++++ EXERCISE MATERIALS

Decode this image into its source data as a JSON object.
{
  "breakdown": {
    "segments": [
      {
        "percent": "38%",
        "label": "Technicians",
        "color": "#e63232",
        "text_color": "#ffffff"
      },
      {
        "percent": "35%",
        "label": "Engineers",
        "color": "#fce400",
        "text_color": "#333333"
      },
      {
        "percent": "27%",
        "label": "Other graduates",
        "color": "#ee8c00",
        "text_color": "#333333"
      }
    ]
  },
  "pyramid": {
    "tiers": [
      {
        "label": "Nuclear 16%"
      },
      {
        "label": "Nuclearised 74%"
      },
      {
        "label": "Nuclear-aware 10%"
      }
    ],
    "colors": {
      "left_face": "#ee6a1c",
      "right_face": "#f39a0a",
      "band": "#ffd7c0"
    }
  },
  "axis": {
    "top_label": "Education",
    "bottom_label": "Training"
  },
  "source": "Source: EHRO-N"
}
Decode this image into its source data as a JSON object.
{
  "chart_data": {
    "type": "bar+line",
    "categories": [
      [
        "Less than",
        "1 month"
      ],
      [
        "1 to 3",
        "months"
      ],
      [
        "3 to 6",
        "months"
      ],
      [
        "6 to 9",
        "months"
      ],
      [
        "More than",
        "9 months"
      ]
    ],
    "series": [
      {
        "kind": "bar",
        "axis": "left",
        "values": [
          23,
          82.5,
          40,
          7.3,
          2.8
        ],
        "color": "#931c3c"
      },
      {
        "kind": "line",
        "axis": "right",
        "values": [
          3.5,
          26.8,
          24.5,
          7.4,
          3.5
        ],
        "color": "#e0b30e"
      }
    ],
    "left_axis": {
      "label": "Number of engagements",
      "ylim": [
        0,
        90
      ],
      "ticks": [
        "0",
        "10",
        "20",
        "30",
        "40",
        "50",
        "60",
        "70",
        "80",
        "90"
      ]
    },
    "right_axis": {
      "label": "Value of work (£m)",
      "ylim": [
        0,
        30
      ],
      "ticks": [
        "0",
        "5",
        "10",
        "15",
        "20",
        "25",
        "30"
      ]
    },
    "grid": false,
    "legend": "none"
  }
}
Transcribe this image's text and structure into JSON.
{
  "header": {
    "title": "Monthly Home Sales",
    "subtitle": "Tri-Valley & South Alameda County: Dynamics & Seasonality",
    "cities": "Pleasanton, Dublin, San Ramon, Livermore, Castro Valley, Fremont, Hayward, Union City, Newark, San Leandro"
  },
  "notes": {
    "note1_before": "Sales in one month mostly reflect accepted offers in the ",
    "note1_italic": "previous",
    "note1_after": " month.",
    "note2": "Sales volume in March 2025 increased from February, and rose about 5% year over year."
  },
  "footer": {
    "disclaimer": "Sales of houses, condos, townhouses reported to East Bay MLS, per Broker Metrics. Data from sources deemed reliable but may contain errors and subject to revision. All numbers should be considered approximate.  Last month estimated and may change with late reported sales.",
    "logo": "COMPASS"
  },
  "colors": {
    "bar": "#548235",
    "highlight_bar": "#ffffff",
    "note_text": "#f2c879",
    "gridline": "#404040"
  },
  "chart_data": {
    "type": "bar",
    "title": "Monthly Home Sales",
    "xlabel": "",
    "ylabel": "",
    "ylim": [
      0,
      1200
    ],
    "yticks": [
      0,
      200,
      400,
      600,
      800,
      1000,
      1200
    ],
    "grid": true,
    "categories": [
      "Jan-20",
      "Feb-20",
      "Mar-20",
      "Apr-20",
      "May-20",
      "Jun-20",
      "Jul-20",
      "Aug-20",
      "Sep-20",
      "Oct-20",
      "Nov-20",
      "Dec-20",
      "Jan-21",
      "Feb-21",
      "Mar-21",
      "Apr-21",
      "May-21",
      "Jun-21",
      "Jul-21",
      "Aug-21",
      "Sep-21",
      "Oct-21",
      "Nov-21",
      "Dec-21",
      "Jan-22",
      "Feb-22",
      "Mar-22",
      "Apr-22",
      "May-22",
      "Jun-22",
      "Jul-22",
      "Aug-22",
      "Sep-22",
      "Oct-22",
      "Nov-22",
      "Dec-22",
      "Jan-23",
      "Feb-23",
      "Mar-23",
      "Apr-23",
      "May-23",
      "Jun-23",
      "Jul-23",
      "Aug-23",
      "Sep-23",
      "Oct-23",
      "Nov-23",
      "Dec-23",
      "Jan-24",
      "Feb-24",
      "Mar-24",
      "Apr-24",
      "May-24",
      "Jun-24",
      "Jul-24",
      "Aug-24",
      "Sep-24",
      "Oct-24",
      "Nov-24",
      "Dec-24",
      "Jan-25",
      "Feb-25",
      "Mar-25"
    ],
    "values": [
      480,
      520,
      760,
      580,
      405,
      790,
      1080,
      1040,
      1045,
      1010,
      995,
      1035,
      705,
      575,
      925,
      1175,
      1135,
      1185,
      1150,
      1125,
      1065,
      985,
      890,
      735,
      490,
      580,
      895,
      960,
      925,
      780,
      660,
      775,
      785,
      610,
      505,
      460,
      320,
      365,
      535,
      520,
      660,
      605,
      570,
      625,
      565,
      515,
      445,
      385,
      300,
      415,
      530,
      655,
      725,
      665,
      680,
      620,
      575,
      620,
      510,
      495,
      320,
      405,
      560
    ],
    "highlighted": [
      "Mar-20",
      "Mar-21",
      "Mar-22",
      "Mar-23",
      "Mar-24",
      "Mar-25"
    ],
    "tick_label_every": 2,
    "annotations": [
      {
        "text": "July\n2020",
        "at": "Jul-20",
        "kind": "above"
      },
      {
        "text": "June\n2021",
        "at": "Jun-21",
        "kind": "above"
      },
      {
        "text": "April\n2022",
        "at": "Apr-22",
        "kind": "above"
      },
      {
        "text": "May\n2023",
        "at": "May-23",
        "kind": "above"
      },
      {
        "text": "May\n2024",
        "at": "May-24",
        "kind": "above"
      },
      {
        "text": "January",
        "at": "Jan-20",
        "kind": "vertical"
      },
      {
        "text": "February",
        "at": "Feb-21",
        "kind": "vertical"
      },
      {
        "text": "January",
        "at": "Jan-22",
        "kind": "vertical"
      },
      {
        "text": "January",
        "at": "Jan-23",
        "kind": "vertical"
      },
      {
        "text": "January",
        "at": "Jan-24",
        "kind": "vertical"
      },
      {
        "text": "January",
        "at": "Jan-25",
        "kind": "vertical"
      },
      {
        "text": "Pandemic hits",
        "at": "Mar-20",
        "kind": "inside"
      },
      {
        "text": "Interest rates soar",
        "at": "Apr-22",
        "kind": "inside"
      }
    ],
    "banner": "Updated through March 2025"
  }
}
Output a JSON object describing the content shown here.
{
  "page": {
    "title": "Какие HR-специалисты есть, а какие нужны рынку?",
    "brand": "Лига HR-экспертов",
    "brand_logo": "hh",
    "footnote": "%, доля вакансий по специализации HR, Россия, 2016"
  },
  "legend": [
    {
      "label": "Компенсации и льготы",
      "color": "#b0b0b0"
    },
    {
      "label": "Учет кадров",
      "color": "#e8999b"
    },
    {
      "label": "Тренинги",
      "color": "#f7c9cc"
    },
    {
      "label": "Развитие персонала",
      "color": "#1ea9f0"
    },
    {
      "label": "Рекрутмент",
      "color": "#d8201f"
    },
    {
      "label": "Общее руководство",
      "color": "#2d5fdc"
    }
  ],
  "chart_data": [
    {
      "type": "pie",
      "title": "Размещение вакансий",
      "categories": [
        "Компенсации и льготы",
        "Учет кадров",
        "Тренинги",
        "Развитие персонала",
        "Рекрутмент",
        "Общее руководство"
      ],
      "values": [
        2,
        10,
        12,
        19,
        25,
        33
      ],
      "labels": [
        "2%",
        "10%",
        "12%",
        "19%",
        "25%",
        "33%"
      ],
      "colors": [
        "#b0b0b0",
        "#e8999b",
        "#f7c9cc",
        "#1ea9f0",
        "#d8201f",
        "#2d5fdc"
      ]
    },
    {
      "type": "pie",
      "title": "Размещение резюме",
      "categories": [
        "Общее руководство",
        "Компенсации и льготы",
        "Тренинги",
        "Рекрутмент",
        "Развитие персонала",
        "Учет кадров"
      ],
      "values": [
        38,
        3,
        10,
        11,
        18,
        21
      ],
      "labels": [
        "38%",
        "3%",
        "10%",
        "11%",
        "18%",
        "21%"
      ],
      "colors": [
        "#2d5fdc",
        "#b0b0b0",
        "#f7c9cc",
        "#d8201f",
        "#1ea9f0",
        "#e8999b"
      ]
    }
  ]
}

++++++++
++++ EXERCISE MATERIALS

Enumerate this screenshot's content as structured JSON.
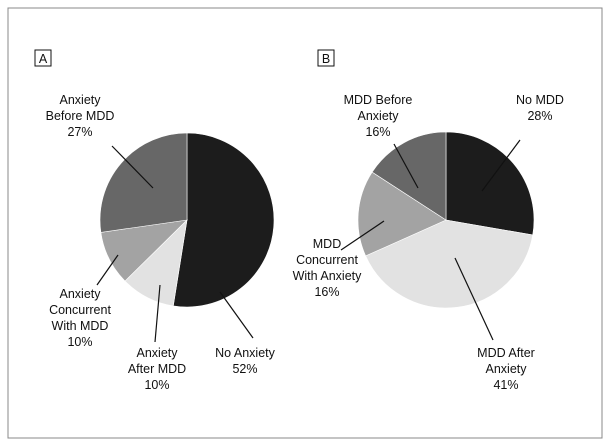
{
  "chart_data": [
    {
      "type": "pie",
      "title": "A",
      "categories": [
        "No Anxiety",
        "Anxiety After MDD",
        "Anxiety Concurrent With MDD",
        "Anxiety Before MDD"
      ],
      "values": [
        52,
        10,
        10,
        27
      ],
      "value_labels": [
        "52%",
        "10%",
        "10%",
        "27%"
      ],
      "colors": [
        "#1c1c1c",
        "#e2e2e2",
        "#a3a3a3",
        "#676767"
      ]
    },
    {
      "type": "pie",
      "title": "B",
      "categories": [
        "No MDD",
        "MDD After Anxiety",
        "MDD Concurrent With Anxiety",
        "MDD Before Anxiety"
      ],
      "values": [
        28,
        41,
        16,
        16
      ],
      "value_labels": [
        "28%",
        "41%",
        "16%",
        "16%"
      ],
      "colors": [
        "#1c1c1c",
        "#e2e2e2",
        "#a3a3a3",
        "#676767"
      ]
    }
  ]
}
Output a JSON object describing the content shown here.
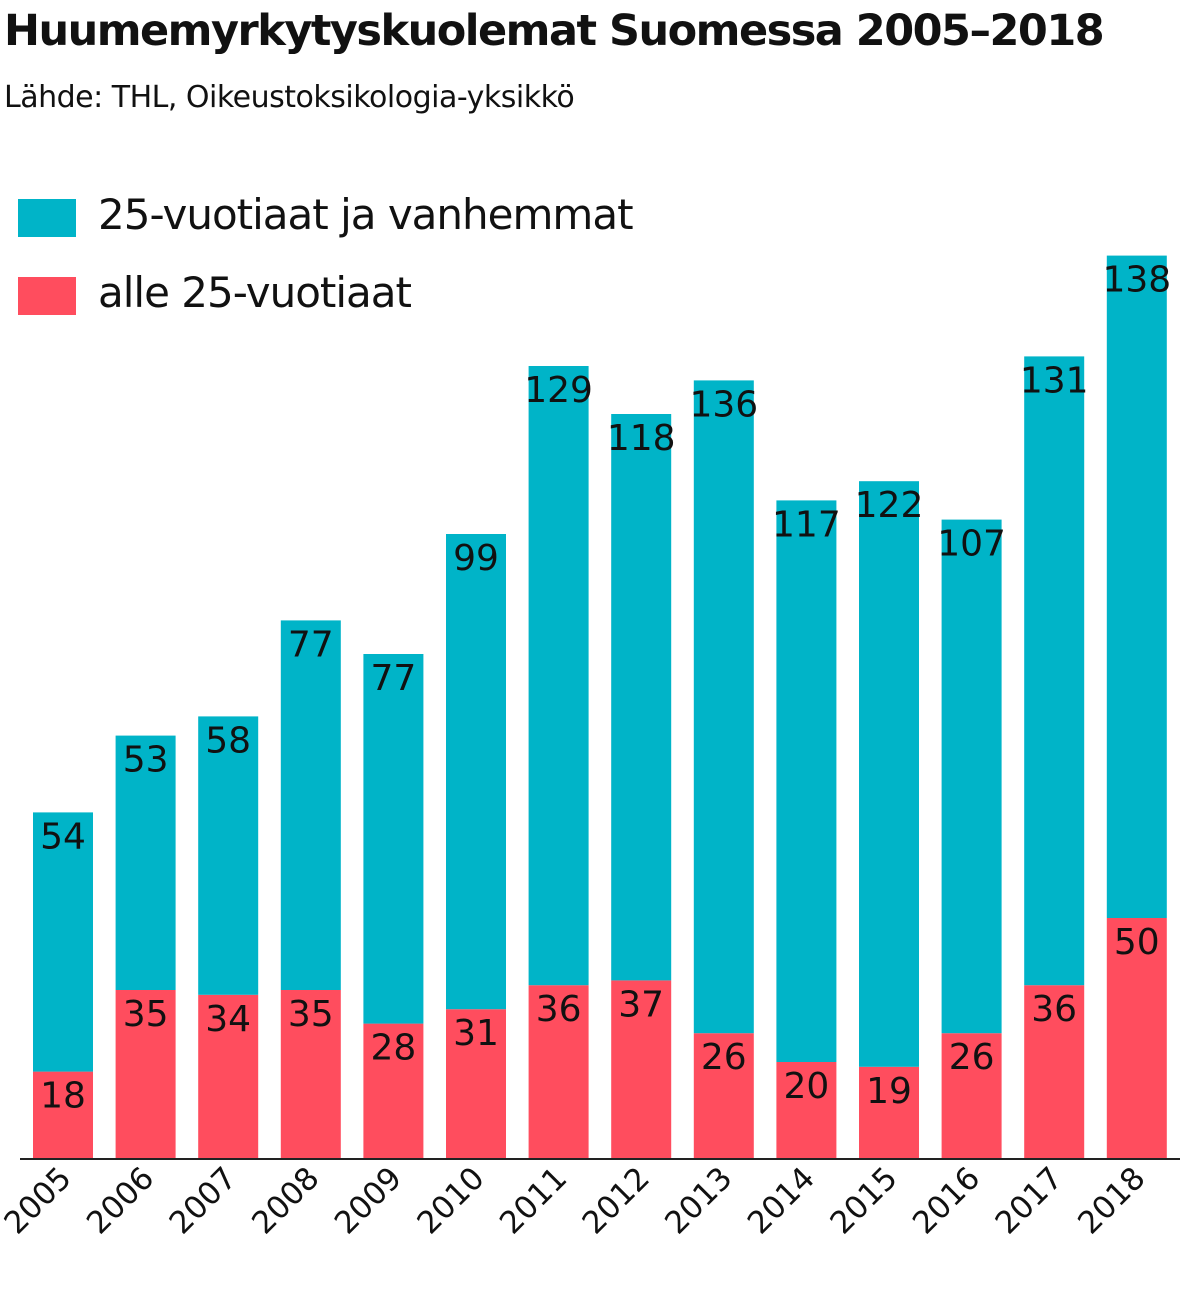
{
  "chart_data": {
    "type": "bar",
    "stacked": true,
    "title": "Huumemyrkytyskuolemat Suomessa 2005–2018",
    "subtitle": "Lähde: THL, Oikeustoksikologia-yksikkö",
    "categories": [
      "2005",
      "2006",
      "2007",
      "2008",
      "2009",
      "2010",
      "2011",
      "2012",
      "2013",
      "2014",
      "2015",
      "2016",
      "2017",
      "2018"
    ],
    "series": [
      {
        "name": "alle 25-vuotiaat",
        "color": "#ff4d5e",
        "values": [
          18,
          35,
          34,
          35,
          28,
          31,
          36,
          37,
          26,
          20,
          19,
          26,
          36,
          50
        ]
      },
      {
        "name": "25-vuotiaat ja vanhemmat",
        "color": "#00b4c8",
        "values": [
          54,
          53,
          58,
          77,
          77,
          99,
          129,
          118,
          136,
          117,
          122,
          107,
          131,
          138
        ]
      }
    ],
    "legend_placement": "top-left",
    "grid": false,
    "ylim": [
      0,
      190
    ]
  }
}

++++++++

### [WHAT IS BEING ASKED]
Pull out every line holding "Valley" from the records above, and copy it.

### [WRITTEN REPLY]
    "subtitle": "Tri-Valley & South Alameda County: Dynamics & Seasonality",
    "cities": "Pleasanton, Dublin, San Ramon, Livermore, Castro Valley, Fremont, Hayward, Union City, Newark, San Leandro"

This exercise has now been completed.